/---

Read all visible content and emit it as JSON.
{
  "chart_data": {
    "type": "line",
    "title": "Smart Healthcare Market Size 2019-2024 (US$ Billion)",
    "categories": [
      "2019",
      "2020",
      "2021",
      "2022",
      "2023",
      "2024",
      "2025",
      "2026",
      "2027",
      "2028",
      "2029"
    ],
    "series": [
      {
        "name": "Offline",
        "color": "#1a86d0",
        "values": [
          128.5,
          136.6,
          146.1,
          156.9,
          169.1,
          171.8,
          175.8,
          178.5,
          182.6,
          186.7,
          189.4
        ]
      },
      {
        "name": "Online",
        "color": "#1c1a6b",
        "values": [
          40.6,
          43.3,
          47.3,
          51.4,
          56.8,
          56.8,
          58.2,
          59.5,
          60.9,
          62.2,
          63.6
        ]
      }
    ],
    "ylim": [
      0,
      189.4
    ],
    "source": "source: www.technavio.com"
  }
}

\---

- WHAT THIS TASK INVOLVES -
Retype the records that precede this task, keeping them exactly the same.

- WRITTEN ANSWER -
Read all visible content and emit it as JSON.
{
  "chart_data": {
    "type": "line",
    "title": "Smart Healthcare Market Size 2019-2024 (US$ Billion)",
    "categories": [
      "2019",
      "2020",
      "2021",
      "2022",
      "2023",
      "2024",
      "2025",
      "2026",
      "2027",
      "2028",
      "2029"
    ],
    "series": [
      {
        "name": "Offline",
        "color": "#1a86d0",
        "values": [
          128.5,
          136.6,
          146.1,
          156.9,
          169.1,
          171.8,
          175.8,
          178.5,
          182.6,
          186.7,
          189.4
        ]
      },
      {
        "name": "Online",
        "color": "#1c1a6b",
        "values": [
          40.6,
          43.3,
          47.3,
          51.4,
          56.8,
          56.8,
          58.2,
          59.5,
          60.9,
          62.2,
          63.6
        ]
      }
    ],
    "ylim": [
      0,
      189.4
    ],
    "source": "source: www.technavio.com"
  }
}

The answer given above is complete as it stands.